■ **Instructions to follow**
Locate each line in the records containing "Rücklauf". Copy it.
####################
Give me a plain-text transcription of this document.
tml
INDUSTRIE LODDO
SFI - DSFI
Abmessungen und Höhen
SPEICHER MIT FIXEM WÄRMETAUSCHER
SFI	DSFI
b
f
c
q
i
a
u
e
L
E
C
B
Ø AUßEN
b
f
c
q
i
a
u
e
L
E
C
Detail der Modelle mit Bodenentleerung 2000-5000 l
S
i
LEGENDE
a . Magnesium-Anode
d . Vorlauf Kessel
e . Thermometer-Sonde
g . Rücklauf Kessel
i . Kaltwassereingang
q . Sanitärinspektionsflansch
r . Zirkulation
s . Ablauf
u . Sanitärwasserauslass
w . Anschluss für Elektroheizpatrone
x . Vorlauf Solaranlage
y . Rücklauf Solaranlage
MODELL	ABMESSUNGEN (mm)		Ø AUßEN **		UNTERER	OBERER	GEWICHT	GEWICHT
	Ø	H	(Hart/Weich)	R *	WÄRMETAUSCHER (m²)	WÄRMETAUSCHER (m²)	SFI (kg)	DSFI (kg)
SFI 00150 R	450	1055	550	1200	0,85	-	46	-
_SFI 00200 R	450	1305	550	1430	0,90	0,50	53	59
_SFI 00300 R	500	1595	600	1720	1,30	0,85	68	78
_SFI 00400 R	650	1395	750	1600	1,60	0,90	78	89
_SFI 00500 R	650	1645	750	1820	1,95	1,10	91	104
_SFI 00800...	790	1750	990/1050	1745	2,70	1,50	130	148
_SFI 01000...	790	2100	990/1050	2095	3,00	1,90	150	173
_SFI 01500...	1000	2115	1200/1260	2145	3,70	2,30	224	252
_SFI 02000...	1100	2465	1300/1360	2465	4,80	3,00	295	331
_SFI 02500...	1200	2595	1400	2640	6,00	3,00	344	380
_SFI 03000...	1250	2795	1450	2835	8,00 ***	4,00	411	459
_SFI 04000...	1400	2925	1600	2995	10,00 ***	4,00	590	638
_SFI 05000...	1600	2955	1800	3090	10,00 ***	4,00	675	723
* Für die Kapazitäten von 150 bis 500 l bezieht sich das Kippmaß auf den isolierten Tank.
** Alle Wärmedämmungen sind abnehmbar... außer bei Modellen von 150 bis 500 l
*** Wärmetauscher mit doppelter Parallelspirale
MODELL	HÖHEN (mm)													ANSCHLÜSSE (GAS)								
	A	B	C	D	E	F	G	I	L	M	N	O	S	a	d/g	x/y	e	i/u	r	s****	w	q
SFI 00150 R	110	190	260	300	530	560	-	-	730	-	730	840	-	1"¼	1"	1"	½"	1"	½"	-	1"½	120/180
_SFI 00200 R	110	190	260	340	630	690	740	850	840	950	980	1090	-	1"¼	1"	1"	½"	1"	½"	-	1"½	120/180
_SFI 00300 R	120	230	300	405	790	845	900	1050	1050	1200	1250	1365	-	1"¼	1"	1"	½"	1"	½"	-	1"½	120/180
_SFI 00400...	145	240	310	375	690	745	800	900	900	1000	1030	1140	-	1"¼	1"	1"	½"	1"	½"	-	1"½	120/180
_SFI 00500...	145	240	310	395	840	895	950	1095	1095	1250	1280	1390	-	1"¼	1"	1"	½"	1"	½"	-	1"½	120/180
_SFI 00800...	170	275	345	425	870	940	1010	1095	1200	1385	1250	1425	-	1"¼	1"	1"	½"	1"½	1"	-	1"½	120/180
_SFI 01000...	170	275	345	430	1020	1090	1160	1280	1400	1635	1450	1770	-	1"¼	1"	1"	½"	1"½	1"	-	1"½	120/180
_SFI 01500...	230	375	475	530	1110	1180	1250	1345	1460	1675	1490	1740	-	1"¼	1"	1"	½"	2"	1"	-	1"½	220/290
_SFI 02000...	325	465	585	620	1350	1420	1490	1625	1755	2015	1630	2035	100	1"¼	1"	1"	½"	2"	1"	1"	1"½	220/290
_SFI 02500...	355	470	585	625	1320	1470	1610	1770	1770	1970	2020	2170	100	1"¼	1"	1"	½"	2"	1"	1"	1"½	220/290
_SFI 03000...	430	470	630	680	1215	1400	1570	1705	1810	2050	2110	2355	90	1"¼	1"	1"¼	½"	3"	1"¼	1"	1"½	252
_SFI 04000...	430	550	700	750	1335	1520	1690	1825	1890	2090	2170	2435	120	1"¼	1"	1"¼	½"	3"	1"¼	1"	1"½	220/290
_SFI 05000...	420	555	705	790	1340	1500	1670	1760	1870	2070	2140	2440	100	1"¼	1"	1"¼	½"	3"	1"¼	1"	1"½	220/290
####################
■ **Result of this exercise**
g . Rücklauf Kessel
y . Rücklauf Solaranlage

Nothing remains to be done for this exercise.